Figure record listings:
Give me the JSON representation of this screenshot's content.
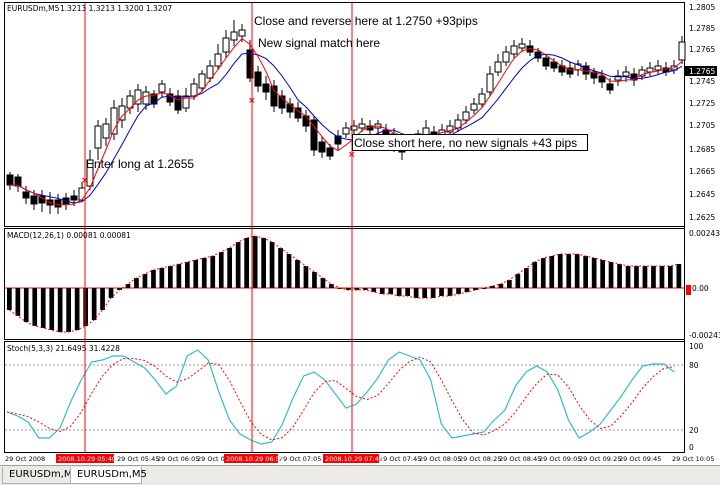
{
  "main": {
    "symbol_info": "EURUSDm,M5",
    "ohlc": "1.3213 1.3213 1.3200 1.3207",
    "price_ticks": [
      "1.2805",
      "1.2785",
      "1.2765",
      "1.2745",
      "1.2725",
      "1.2705",
      "1.2685",
      "1.2665",
      "1.2645",
      "1.2625"
    ],
    "last_price": "1.2765",
    "annotations": {
      "enter_long": "Enter long at 1.2655",
      "close_reverse": "Close and reverse here at 1.2750 +93pips",
      "new_signal": "New signal match here",
      "close_short": "Close short here, no new signals +43 pips"
    }
  },
  "macd": {
    "label": "MACD(12,26,1) 0.00081 0.00081",
    "ticks": [
      "0.00243",
      "0.00",
      "-0.00243"
    ]
  },
  "stoch": {
    "label": "Stoch(5,3,3) 21.6495 31.4228",
    "ticks": [
      "100",
      "80",
      "20",
      "0"
    ]
  },
  "time_axis": {
    "labels": [
      "29 Oct 2008",
      "29 Oct 05:45",
      "29 Oct 06:05",
      "29 Oct 06:25",
      "29 Oct 07:05",
      "29 Oct 07:45",
      "29 Oct 08:05",
      "29 Oct 08:25",
      "29 Oct 08:45",
      "29 Oct 09:05",
      "29 Oct 09:25",
      "29 Oct 09:45",
      "29 Oct 10:05"
    ],
    "highlights": [
      "2008.10.29 05:40",
      "2008.10.29 06:55",
      "2008.10.29 07:40"
    ]
  },
  "tabs": [
    "EURUSDm,M5",
    "EURUSDm,M5"
  ],
  "colors": {
    "signal_line": "#ff0000",
    "ma_red": "#ff0000",
    "ma_blue": "#0000cc",
    "stoch_main": "#33bbcc",
    "highlight_bg": "#ff0000"
  }
}
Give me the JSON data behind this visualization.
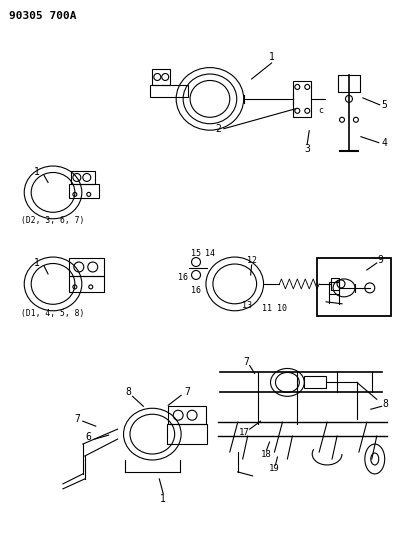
{
  "title": "90305 700A",
  "background_color": "#ffffff",
  "text_color": "#000000",
  "label_d2": "(D2, 3, 6, 7)",
  "label_d1": "(D1, 4, 5, 8)",
  "fig_width": 4.0,
  "fig_height": 5.33,
  "dpi": 100
}
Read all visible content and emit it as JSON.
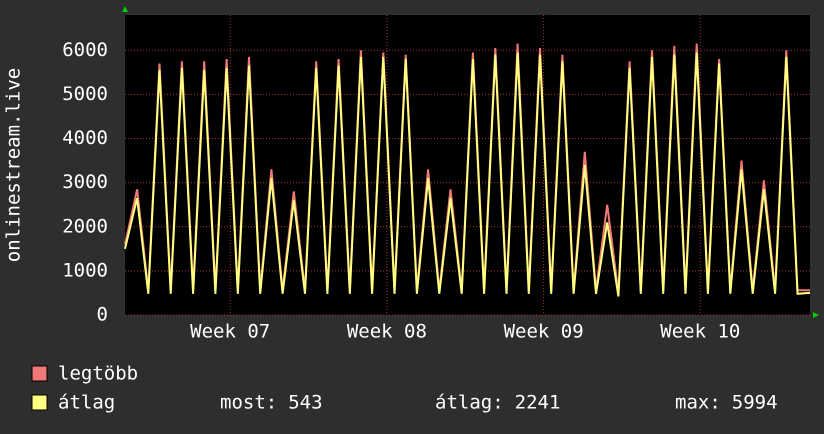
{
  "chart_data": {
    "type": "line",
    "ylabel": "onlinestream.live",
    "x": [
      0,
      0.54,
      1.04,
      1.54,
      2.04,
      2.54,
      3.04,
      3.54,
      4.04,
      4.54,
      5.04,
      5.54,
      6.04,
      6.54,
      7.04,
      7.54,
      8.04,
      8.54,
      9.04,
      9.54,
      10.04,
      10.54,
      11.04,
      11.54,
      12.04,
      12.54,
      13.04,
      13.54,
      14.04,
      14.54,
      15.04,
      15.54,
      16.04,
      16.54,
      17.04,
      17.54,
      18.04,
      18.54,
      19.04,
      19.54,
      20.04,
      20.54,
      21.04,
      21.54,
      22.04,
      22.54,
      23.04,
      23.54,
      24.04,
      24.54,
      25.04,
      25.54,
      26.04,
      26.54,
      27.04,
      27.54,
      28.04,
      28.54,
      29.04,
      29.54,
      30.04,
      30.6
    ],
    "series": [
      {
        "name": "legtöbb",
        "color": "#f07878",
        "values": [
          1600,
          2850,
          560,
          5700,
          560,
          5750,
          560,
          5750,
          560,
          5800,
          560,
          5850,
          560,
          3300,
          560,
          2800,
          560,
          5750,
          560,
          5800,
          560,
          6000,
          560,
          5950,
          560,
          5900,
          560,
          3300,
          560,
          2850,
          560,
          5950,
          560,
          6050,
          560,
          6150,
          560,
          6050,
          560,
          5900,
          560,
          3700,
          560,
          2500,
          500,
          5750,
          560,
          6000,
          560,
          6100,
          560,
          6150,
          560,
          5800,
          560,
          3500,
          560,
          3050,
          560,
          6000,
          560,
          560
        ]
      },
      {
        "name": "átlag",
        "color": "#ffff80",
        "values": [
          1500,
          2650,
          480,
          5550,
          480,
          5600,
          480,
          5550,
          480,
          5600,
          480,
          5650,
          480,
          3100,
          480,
          2600,
          480,
          5600,
          480,
          5650,
          480,
          5850,
          480,
          5850,
          480,
          5800,
          480,
          3100,
          480,
          2650,
          480,
          5800,
          480,
          5900,
          480,
          5950,
          480,
          5900,
          480,
          5750,
          480,
          3400,
          480,
          2100,
          420,
          5600,
          480,
          5850,
          480,
          5900,
          480,
          5950,
          480,
          5700,
          480,
          3300,
          480,
          2850,
          480,
          5850,
          480,
          500
        ]
      }
    ],
    "xlim": [
      0,
      30.6
    ],
    "xticks": [
      {
        "value": 4.7,
        "label": "Week 07"
      },
      {
        "value": 11.7,
        "label": "Week 08"
      },
      {
        "value": 18.7,
        "label": "Week 09"
      },
      {
        "value": 25.7,
        "label": "Week 10"
      }
    ],
    "ylim": [
      0,
      6800
    ],
    "yticks": [
      0,
      1000,
      2000,
      3000,
      4000,
      5000,
      6000
    ],
    "grid": true,
    "stats": [
      {
        "label": "most:",
        "value": 543
      },
      {
        "label": "átlag:",
        "value": 2241
      },
      {
        "label": "max:",
        "value": 5994
      }
    ]
  }
}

Exercise details
Return the records exactly. Don't carry the pictures over.

Answer below
Give me the JSON representation of this screenshot's content.
{
  "main": {
    "symbol_info": "EURUSDm,M5",
    "ohlc": "1.3213 1.3213 1.3200 1.3207",
    "price_ticks": [
      "1.2805",
      "1.2785",
      "1.2765",
      "1.2745",
      "1.2725",
      "1.2705",
      "1.2685",
      "1.2665",
      "1.2645",
      "1.2625"
    ],
    "last_price": "1.2765",
    "annotations": {
      "enter_long": "Enter long at 1.2655",
      "close_reverse": "Close and reverse here at 1.2750 +93pips",
      "new_signal": "New signal match here",
      "close_short": "Close short here, no new signals +43 pips"
    }
  },
  "macd": {
    "label": "MACD(12,26,1) 0.00081 0.00081",
    "ticks": [
      "0.00243",
      "0.00",
      "-0.00243"
    ]
  },
  "stoch": {
    "label": "Stoch(5,3,3) 21.6495 31.4228",
    "ticks": [
      "100",
      "80",
      "20",
      "0"
    ]
  },
  "time_axis": {
    "labels": [
      "29 Oct 2008",
      "29 Oct 05:45",
      "29 Oct 06:05",
      "29 Oct 06:25",
      "29 Oct 07:05",
      "29 Oct 07:45",
      "29 Oct 08:05",
      "29 Oct 08:25",
      "29 Oct 08:45",
      "29 Oct 09:05",
      "29 Oct 09:25",
      "29 Oct 09:45",
      "29 Oct 10:05"
    ],
    "highlights": [
      "2008.10.29 05:40",
      "2008.10.29 06:55",
      "2008.10.29 07:40"
    ]
  },
  "tabs": [
    "EURUSDm,M5",
    "EURUSDm,M5"
  ],
  "colors": {
    "signal_line": "#ff0000",
    "ma_red": "#ff0000",
    "ma_blue": "#0000cc",
    "stoch_main": "#33bbcc",
    "highlight_bg": "#ff0000"
  }
}
Give me the JSON data behind this visualization.
{
  "title": "90305 700A",
  "background_color": "#ffffff",
  "text_color": "#000000",
  "label_d2": "(D2, 3, 6, 7)",
  "label_d1": "(D1, 4, 5, 8)",
  "fig_width": 4.0,
  "fig_height": 5.33,
  "dpi": 100
}
Read all visible content and emit it as JSON.
{
  "chart_data": {
    "type": "line",
    "ylabel": "onlinestream.live",
    "x": [
      0,
      0.54,
      1.04,
      1.54,
      2.04,
      2.54,
      3.04,
      3.54,
      4.04,
      4.54,
      5.04,
      5.54,
      6.04,
      6.54,
      7.04,
      7.54,
      8.04,
      8.54,
      9.04,
      9.54,
      10.04,
      10.54,
      11.04,
      11.54,
      12.04,
      12.54,
      13.04,
      13.54,
      14.04,
      14.54,
      15.04,
      15.54,
      16.04,
      16.54,
      17.04,
      17.54,
      18.04,
      18.54,
      19.04,
      19.54,
      20.04,
      20.54,
      21.04,
      21.54,
      22.04,
      22.54,
      23.04,
      23.54,
      24.04,
      24.54,
      25.04,
      25.54,
      26.04,
      26.54,
      27.04,
      27.54,
      28.04,
      28.54,
      29.04,
      29.54,
      30.04,
      30.6
    ],
    "series": [
      {
        "name": "legtöbb",
        "color": "#f07878",
        "values": [
          1600,
          2850,
          560,
          5700,
          560,
          5750,
          560,
          5750,
          560,
          5800,
          560,
          5850,
          560,
          3300,
          560,
          2800,
          560,
          5750,
          560,
          5800,
          560,
          6000,
          560,
          5950,
          560,
          5900,
          560,
          3300,
          560,
          2850,
          560,
          5950,
          560,
          6050,
          560,
          6150,
          560,
          6050,
          560,
          5900,
          560,
          3700,
          560,
          2500,
          500,
          5750,
          560,
          6000,
          560,
          6100,
          560,
          6150,
          560,
          5800,
          560,
          3500,
          560,
          3050,
          560,
          6000,
          560,
          560
        ]
      },
      {
        "name": "átlag",
        "color": "#ffff80",
        "values": [
          1500,
          2650,
          480,
          5550,
          480,
          5600,
          480,
          5550,
          480,
          5600,
          480,
          5650,
          480,
          3100,
          480,
          2600,
          480,
          5600,
          480,
          5650,
          480,
          5850,
          480,
          5850,
          480,
          5800,
          480,
          3100,
          480,
          2650,
          480,
          5800,
          480,
          5900,
          480,
          5950,
          480,
          5900,
          480,
          5750,
          480,
          3400,
          480,
          2100,
          420,
          5600,
          480,
          5850,
          480,
          5900,
          480,
          5950,
          480,
          5700,
          480,
          3300,
          480,
          2850,
          480,
          5850,
          480,
          500
        ]
      }
    ],
    "xlim": [
      0,
      30.6
    ],
    "xticks": [
      {
        "value": 4.7,
        "label": "Week 07"
      },
      {
        "value": 11.7,
        "label": "Week 08"
      },
      {
        "value": 18.7,
        "label": "Week 09"
      },
      {
        "value": 25.7,
        "label": "Week 10"
      }
    ],
    "ylim": [
      0,
      6800
    ],
    "yticks": [
      0,
      1000,
      2000,
      3000,
      4000,
      5000,
      6000
    ],
    "grid": true,
    "stats": [
      {
        "label": "most:",
        "value": 543
      },
      {
        "label": "átlag:",
        "value": 2241
      },
      {
        "label": "max:",
        "value": 5994
      }
    ]
  }
}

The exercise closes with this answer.